— Working data —
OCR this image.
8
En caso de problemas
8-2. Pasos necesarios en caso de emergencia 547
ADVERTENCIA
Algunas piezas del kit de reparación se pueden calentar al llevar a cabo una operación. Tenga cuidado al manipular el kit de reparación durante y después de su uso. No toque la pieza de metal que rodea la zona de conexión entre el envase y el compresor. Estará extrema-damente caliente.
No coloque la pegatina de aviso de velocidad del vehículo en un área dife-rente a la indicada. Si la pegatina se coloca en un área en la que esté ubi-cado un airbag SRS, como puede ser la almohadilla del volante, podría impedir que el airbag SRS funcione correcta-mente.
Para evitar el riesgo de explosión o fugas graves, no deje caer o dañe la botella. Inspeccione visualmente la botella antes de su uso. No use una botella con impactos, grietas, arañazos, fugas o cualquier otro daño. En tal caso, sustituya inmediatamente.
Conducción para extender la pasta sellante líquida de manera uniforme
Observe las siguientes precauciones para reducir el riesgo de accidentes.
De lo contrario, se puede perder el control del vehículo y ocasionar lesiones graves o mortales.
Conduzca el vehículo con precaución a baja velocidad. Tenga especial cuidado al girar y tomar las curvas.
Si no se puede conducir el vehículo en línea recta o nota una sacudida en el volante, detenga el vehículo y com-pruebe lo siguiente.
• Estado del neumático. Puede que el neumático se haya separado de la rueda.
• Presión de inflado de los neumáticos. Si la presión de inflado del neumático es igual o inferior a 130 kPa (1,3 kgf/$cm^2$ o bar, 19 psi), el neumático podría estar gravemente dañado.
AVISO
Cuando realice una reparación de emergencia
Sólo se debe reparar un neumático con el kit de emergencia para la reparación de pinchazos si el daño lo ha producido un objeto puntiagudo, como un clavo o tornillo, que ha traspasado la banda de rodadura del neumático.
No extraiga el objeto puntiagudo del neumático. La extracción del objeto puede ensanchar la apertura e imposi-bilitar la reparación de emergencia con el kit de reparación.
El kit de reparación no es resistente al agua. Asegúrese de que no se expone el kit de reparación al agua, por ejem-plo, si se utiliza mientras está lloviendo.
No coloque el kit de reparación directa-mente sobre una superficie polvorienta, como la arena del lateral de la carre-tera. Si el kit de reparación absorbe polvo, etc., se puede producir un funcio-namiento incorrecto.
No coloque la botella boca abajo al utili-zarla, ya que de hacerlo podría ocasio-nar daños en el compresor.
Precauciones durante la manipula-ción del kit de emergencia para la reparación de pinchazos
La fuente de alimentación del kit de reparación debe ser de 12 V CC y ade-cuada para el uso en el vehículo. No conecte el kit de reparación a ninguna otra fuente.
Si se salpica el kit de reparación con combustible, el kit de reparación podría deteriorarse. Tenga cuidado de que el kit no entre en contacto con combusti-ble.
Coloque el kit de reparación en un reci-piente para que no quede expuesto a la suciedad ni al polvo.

— Exercise aim —
Show every line of the listing in which the string "polvo" can be found.

— Exercise response —
No coloque el kit de reparación directa-mente sobre una superficie polvorienta, como la arena del lateral de la carre-tera. Si el kit de reparación absorbe polvo, etc., se puede producir un funcio-namiento incorrecto.
Coloque el kit de reparación en un reci-piente para que no quede expuesto a la suciedad ni al polvo.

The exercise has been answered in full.